#### INSTRUCTION:
Only a number is wanted here: the number of lines of the data that include "Windows".

[Rows from a dataset]
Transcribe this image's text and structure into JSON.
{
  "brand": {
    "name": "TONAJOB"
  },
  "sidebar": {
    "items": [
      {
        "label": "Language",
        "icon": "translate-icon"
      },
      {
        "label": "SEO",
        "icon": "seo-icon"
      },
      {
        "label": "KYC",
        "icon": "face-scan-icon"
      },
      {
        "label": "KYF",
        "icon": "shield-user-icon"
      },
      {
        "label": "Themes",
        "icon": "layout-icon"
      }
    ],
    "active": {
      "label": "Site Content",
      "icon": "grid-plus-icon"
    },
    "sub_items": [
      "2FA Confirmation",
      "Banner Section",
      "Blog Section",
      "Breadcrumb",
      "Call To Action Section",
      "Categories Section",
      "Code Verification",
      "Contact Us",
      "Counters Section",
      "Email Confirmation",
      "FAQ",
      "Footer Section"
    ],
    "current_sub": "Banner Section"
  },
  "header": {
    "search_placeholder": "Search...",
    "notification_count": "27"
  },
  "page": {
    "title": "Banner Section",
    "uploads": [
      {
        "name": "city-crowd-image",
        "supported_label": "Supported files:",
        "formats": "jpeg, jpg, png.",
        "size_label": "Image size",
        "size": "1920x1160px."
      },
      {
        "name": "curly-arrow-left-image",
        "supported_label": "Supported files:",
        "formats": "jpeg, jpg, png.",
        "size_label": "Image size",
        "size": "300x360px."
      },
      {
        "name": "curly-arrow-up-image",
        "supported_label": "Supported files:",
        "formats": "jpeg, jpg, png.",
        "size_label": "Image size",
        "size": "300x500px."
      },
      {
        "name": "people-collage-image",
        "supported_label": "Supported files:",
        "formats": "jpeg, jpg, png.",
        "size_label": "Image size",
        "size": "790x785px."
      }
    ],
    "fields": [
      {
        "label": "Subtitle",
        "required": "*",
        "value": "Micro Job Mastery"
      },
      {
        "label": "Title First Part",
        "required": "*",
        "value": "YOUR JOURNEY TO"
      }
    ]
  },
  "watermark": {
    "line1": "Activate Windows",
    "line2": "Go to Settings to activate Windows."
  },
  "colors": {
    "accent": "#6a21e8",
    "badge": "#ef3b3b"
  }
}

#### SOLUTION FOR THIS PROBLEM:
2